| To be done |
Look through the records below, count the lines with the word "like", and reply with only the number.

| Entries |
===============

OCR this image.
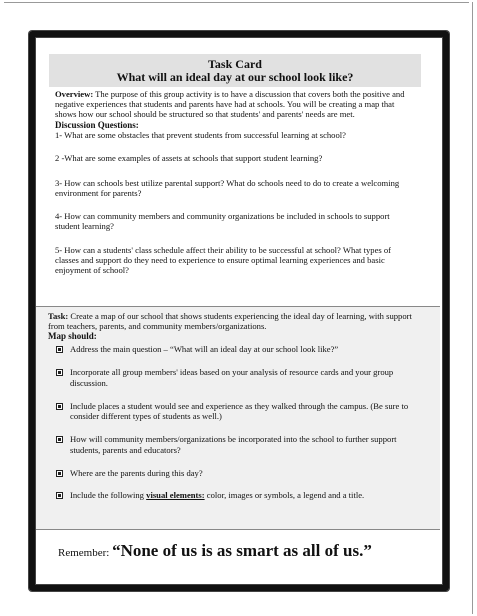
Task Card
What will an ideal day at our school look like?
Overview: The purpose of this group activity is to have a discussion that covers both the positive and negative experiences that students and parents have had at schools. You will be creating a map that shows how our school should be structured so that students' and parents' needs are met.
Discussion Questions:
1- What are some obstacles that prevent students from successful learning at school?
2 -What are some examples of assets at schools that support student learning?
3- How can schools best utilize parental support? What do schools need to do to create a welcoming environment for parents?
4- How can community members and community organizations be included in schools to support student learning?
5- How can a students' class schedule affect their ability to be successful at school? What types of classes and support do they need to experience to ensure optimal learning experiences and basic enjoyment of school?
Task: Create a map of our school that shows students experiencing the ideal day of learning, with support from teachers, parents, and community members/organizations.
Map should:
Address the main question – “What will an ideal day at our school look like?”
Incorporate all group members' ideas based on your analysis of resource cards and your group discussion.
Include places a student would see and experience as they walked through the campus. (Be sure to consider different types of students as well.)
How will community members/organizations be incorporated into the school to further support students, parents and educators?
Where are the parents during this day?
Include the following visual elements: color, images or symbols, a legend and a title.
Remember: “None of us is as smart as all of us.”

===============

| Written reply |
2